PROBLEM TO SOLVE: Go through the listing and copy every line word for word.

━━━ STORED ROWS

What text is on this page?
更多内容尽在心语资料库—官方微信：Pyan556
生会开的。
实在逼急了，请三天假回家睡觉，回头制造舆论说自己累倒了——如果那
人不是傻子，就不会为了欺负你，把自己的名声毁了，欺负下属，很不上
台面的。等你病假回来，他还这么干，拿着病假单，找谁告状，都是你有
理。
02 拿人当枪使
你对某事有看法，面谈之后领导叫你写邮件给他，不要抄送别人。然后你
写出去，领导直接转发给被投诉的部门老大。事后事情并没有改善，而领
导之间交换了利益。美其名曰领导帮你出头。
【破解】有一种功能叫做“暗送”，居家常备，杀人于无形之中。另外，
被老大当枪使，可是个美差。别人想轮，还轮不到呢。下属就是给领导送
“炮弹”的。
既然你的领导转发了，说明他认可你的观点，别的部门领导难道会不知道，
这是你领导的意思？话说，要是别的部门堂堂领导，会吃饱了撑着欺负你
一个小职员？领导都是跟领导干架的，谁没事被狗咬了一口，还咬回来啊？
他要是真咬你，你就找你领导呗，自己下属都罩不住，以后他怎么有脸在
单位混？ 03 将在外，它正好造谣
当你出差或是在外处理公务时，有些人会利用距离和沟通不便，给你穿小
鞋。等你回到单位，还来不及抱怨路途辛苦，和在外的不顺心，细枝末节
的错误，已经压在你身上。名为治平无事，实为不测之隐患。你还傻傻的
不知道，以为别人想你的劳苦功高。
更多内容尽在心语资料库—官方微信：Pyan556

━━━━━━

OUTPUT:
What text is on this page?
更多内容尽在心语资料库—官方微信：Pyan556
生会开的。
实在逼急了，请三天假回家睡觉，回头制造舆论说自己累倒了——如果那
人不是傻子，就不会为了欺负你，把自己的名声毁了，欺负下属，很不上
台面的。等你病假回来，他还这么干，拿着病假单，找谁告状，都是你有
理。
02 拿人当枪使
你对某事有看法，面谈之后领导叫你写邮件给他，不要抄送别人。然后你
写出去，领导直接转发给被投诉的部门老大。事后事情并没有改善，而领
导之间交换了利益。美其名曰领导帮你出头。
【破解】有一种功能叫做“暗送”，居家常备，杀人于无形之中。另外，
被老大当枪使，可是个美差。别人想轮，还轮不到呢。下属就是给领导送
“炮弹”的。
既然你的领导转发了，说明他认可你的观点，别的部门领导难道会不知道，
这是你领导的意思？话说，要是别的部门堂堂领导，会吃饱了撑着欺负你
一个小职员？领导都是跟领导干架的，谁没事被狗咬了一口，还咬回来啊？
他要是真咬你，你就找你领导呗，自己下属都罩不住，以后他怎么有脸在
单位混？ 03 将在外，它正好造谣
当你出差或是在外处理公务时，有些人会利用距离和沟通不便，给你穿小
鞋。等你回到单位，还来不及抱怨路途辛苦，和在外的不顺心，细枝末节
的错误，已经压在你身上。名为治平无事，实为不测之隐患。你还傻傻的
不知道，以为别人想你的劳苦功高。
更多内容尽在心语资料库—官方微信：Pyan556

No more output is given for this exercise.